— begin Supplied records —

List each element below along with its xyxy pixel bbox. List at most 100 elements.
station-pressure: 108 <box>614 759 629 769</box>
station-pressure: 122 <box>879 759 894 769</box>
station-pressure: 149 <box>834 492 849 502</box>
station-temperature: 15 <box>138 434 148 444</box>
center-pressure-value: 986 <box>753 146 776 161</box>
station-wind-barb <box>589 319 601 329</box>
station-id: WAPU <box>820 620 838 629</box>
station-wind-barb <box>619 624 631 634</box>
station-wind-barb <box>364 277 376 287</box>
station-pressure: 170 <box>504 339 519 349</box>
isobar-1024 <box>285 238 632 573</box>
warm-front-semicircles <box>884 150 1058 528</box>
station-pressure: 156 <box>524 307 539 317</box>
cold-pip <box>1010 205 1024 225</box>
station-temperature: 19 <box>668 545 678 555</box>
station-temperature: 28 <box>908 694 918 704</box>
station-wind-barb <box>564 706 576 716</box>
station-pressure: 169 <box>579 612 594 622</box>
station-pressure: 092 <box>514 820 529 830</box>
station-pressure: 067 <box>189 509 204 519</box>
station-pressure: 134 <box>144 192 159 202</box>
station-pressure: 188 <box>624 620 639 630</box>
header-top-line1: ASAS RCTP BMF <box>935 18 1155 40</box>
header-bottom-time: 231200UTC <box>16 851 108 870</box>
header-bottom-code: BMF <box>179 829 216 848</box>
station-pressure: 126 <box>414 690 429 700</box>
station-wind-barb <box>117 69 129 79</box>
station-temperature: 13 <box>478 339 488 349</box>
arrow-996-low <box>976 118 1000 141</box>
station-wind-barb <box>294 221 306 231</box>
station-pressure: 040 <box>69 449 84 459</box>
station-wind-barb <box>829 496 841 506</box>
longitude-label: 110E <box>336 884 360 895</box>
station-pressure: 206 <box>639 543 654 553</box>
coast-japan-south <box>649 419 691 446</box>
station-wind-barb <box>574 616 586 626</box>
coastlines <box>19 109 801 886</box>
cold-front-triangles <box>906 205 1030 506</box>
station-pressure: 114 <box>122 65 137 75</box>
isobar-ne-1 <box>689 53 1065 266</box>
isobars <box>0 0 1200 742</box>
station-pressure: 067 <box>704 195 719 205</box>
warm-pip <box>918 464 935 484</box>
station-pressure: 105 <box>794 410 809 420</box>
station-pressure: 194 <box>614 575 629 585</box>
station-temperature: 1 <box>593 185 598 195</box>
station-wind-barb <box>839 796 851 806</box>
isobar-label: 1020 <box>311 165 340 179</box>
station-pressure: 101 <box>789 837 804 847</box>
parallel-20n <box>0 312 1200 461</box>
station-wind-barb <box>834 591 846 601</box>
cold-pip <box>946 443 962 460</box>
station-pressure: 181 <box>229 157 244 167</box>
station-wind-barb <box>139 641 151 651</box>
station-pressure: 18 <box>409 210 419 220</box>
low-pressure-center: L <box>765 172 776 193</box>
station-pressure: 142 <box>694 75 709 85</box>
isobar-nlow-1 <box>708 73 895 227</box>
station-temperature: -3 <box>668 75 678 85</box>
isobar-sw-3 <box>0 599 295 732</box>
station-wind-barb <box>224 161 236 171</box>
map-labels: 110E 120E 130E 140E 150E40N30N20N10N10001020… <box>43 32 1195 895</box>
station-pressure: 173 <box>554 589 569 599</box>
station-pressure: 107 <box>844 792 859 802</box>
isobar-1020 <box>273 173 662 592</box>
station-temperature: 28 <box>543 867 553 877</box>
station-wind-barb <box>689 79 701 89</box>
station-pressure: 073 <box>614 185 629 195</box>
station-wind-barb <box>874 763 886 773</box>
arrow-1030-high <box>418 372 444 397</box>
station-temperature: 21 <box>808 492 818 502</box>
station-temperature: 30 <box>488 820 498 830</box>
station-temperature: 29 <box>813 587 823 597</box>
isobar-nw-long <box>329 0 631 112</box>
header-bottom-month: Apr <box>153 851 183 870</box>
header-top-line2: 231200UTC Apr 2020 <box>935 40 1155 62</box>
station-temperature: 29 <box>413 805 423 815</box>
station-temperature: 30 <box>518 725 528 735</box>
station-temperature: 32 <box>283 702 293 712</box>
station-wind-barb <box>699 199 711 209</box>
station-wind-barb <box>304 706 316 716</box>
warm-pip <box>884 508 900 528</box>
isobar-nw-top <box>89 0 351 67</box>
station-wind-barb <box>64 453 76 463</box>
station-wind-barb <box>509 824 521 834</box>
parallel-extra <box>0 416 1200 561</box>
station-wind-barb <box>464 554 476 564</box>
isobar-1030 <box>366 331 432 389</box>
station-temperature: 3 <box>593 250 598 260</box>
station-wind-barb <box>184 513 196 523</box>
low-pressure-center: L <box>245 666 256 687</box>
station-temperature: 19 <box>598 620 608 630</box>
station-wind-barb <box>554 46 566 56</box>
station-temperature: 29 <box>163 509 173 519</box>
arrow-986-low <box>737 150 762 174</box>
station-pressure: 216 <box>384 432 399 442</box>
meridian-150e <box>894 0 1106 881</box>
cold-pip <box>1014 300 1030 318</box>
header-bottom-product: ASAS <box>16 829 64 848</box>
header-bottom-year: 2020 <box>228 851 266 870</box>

— end Supplied records —

● **What this task involves**
Reproduce every one of the items above verbatim.

● **Full answer**
List each element below along with its xyxy pixel bbox. List at most 100 elements.
station-pressure: 108 <box>614 759 629 769</box>
station-pressure: 122 <box>879 759 894 769</box>
station-pressure: 149 <box>834 492 849 502</box>
station-temperature: 15 <box>138 434 148 444</box>
center-pressure-value: 986 <box>753 146 776 161</box>
station-wind-barb <box>589 319 601 329</box>
station-id: WAPU <box>820 620 838 629</box>
station-wind-barb <box>619 624 631 634</box>
station-wind-barb <box>364 277 376 287</box>
station-pressure: 170 <box>504 339 519 349</box>
isobar-1024 <box>285 238 632 573</box>
warm-front-semicircles <box>884 150 1058 528</box>
station-pressure: 156 <box>524 307 539 317</box>
cold-pip <box>1010 205 1024 225</box>
station-temperature: 19 <box>668 545 678 555</box>
station-temperature: 28 <box>908 694 918 704</box>
station-wind-barb <box>564 706 576 716</box>
station-pressure: 169 <box>579 612 594 622</box>
station-pressure: 092 <box>514 820 529 830</box>
station-pressure: 067 <box>189 509 204 519</box>
station-pressure: 134 <box>144 192 159 202</box>
station-pressure: 188 <box>624 620 639 630</box>
header-top-line1: ASAS RCTP BMF <box>935 18 1155 40</box>
header-bottom-time: 231200UTC <box>16 851 108 870</box>
header-bottom-code: BMF <box>179 829 216 848</box>
station-pressure: 126 <box>414 690 429 700</box>
station-wind-barb <box>117 69 129 79</box>
station-temperature: 13 <box>478 339 488 349</box>
arrow-996-low <box>976 118 1000 141</box>
station-wind-barb <box>294 221 306 231</box>
station-pressure: 040 <box>69 449 84 459</box>
station-wind-barb <box>829 496 841 506</box>
longitude-label: 110E <box>336 884 360 895</box>
station-pressure: 206 <box>639 543 654 553</box>
coast-japan-south <box>649 419 691 446</box>
station-wind-barb <box>574 616 586 626</box>
coastlines <box>19 109 801 886</box>
cold-front-triangles <box>906 205 1030 506</box>
station-pressure: 114 <box>122 65 137 75</box>
isobar-ne-1 <box>689 53 1065 266</box>
isobars <box>0 0 1200 742</box>
station-pressure: 067 <box>704 195 719 205</box>
warm-pip <box>918 464 935 484</box>
station-pressure: 105 <box>794 410 809 420</box>
station-pressure: 194 <box>614 575 629 585</box>
station-temperature: 1 <box>593 185 598 195</box>
station-wind-barb <box>839 796 851 806</box>
isobar-label: 1020 <box>311 165 340 179</box>
station-pressure: 101 <box>789 837 804 847</box>
parallel-20n <box>0 312 1200 461</box>
station-wind-barb <box>834 591 846 601</box>
cold-pip <box>946 443 962 460</box>
station-pressure: 181 <box>229 157 244 167</box>
station-wind-barb <box>139 641 151 651</box>
station-pressure: 18 <box>409 210 419 220</box>
low-pressure-center: L <box>765 172 776 193</box>
station-pressure: 142 <box>694 75 709 85</box>
isobar-nlow-1 <box>708 73 895 227</box>
station-temperature: -3 <box>668 75 678 85</box>
isobar-sw-3 <box>0 599 295 732</box>
station-wind-barb <box>224 161 236 171</box>
map-labels: 110E 120E 130E 140E 150E40N30N20N10N10001020… <box>43 32 1195 895</box>
station-pressure: 173 <box>554 589 569 599</box>
station-pressure: 107 <box>844 792 859 802</box>
isobar-1020 <box>273 173 662 592</box>
station-temperature: 28 <box>543 867 553 877</box>
station-wind-barb <box>689 79 701 89</box>
station-pressure: 073 <box>614 185 629 195</box>
station-wind-barb <box>874 763 886 773</box>
arrow-1030-high <box>418 372 444 397</box>
station-temperature: 21 <box>808 492 818 502</box>
station-temperature: 30 <box>488 820 498 830</box>
station-temperature: 29 <box>813 587 823 597</box>
isobar-nw-long <box>329 0 631 112</box>
header-bottom-month: Apr <box>153 851 183 870</box>
header-top-line2: 231200UTC Apr 2020 <box>935 40 1155 62</box>
station-temperature: 29 <box>413 805 423 815</box>
station-temperature: 30 <box>518 725 528 735</box>
station-temperature: 32 <box>283 702 293 712</box>
station-wind-barb <box>699 199 711 209</box>
station-wind-barb <box>304 706 316 716</box>
warm-pip <box>884 508 900 528</box>
isobar-nw-top <box>89 0 351 67</box>
station-wind-barb <box>64 453 76 463</box>
station-wind-barb <box>509 824 521 834</box>
parallel-extra <box>0 416 1200 561</box>
station-wind-barb <box>464 554 476 564</box>
isobar-1030 <box>366 331 432 389</box>
station-temperature: 3 <box>593 250 598 260</box>
station-wind-barb <box>184 513 196 523</box>
low-pressure-center: L <box>245 666 256 687</box>
station-temperature: 19 <box>598 620 608 630</box>
station-wind-barb <box>554 46 566 56</box>
station-temperature: 29 <box>163 509 173 519</box>
arrow-986-low <box>737 150 762 174</box>
station-pressure: 216 <box>384 432 399 442</box>
meridian-150e <box>894 0 1106 881</box>
cold-pip <box>1014 300 1030 318</box>
header-bottom-product: ASAS <box>16 829 64 848</box>
header-bottom-year: 2020 <box>228 851 266 870</box>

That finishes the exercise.